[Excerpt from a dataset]
■ ■ ■ ■ ■ ■ ■
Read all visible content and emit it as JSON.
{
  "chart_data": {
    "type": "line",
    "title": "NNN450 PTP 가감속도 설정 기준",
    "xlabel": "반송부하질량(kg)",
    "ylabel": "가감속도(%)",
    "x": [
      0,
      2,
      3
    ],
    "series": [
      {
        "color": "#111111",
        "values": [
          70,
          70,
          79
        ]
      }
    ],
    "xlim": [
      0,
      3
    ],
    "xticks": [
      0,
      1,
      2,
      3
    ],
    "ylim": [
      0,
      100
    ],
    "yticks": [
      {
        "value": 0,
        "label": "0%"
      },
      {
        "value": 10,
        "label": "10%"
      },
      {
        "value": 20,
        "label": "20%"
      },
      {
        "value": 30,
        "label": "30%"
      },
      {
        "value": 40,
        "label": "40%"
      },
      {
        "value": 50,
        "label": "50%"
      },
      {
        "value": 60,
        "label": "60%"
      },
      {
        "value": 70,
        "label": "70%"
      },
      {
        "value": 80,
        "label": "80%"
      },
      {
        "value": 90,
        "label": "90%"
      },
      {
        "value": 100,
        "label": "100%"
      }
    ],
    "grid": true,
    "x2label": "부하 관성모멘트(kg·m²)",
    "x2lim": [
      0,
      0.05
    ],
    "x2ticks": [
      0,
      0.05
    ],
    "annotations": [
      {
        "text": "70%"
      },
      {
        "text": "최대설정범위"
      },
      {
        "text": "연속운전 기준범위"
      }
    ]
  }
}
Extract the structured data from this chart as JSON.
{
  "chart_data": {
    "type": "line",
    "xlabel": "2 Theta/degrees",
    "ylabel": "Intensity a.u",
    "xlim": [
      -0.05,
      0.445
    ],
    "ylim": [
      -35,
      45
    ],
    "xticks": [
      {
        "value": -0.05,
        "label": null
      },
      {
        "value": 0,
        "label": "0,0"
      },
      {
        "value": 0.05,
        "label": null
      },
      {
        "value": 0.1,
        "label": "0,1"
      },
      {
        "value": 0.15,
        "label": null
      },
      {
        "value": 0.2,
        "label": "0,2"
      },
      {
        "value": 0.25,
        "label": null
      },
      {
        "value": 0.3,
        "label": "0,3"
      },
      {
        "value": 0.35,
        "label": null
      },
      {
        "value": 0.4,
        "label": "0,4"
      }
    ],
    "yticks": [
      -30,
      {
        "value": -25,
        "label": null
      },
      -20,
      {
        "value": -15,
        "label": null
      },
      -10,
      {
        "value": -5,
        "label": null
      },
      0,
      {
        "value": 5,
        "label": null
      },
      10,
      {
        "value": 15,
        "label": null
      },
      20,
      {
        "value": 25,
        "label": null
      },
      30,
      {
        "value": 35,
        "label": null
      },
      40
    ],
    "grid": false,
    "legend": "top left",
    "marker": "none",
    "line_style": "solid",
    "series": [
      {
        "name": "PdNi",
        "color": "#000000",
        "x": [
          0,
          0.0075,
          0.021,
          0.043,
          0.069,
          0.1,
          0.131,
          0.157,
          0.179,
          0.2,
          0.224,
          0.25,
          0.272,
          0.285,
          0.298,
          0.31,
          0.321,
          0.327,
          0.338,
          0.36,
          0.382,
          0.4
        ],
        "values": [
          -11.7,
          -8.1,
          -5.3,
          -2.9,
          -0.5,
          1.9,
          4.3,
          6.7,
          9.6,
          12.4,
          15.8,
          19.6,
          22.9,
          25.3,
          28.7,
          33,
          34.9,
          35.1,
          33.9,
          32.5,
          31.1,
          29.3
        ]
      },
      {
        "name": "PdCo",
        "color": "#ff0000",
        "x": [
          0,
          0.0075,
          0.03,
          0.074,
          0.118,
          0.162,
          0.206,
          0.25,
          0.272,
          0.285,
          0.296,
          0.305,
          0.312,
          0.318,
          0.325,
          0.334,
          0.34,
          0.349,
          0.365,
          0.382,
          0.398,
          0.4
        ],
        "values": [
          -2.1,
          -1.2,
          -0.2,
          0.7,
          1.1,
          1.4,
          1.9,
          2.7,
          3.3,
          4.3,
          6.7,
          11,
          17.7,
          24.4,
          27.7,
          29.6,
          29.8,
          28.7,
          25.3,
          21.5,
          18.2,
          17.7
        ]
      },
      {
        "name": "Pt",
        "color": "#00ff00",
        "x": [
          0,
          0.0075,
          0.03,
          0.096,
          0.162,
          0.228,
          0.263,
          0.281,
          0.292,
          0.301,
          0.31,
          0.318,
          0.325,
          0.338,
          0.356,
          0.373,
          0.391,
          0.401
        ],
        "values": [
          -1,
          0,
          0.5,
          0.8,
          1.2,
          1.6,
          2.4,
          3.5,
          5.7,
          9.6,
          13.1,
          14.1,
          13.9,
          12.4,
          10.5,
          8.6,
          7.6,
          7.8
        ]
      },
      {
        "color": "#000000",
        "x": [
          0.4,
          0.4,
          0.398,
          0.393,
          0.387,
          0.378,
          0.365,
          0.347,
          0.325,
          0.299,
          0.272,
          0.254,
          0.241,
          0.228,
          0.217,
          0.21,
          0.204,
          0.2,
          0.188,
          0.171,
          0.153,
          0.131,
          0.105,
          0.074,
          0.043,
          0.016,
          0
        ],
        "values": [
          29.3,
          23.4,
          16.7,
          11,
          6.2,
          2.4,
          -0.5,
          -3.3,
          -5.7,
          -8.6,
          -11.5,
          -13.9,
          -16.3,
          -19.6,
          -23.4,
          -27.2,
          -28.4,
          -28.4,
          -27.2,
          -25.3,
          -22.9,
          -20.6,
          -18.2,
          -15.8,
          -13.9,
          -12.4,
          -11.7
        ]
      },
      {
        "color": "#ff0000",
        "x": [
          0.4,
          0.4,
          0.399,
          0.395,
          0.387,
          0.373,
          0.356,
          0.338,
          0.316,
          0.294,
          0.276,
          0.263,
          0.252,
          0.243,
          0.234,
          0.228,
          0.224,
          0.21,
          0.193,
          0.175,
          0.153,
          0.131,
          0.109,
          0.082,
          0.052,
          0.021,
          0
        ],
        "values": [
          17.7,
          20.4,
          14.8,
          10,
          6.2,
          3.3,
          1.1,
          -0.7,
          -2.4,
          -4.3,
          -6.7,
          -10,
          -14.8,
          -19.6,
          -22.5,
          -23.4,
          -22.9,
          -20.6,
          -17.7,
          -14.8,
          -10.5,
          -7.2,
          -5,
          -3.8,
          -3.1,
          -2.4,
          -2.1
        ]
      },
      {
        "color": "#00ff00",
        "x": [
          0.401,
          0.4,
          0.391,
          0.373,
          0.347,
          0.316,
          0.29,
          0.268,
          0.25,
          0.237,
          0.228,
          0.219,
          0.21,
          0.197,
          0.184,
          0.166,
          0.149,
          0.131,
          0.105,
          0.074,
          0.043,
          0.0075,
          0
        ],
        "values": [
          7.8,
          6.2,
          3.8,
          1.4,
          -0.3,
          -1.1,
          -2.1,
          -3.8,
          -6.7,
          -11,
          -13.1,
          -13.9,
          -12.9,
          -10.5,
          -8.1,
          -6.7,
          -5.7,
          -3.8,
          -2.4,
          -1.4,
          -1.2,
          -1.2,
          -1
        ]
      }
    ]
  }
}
■ ■ ■ ■ ■ ■ ■
■ **Written request**
Pull out every line containing "JSON".

■ **Expected output**
Read all visible content and emit it as JSON.
Extract the structured data from this chart as JSON.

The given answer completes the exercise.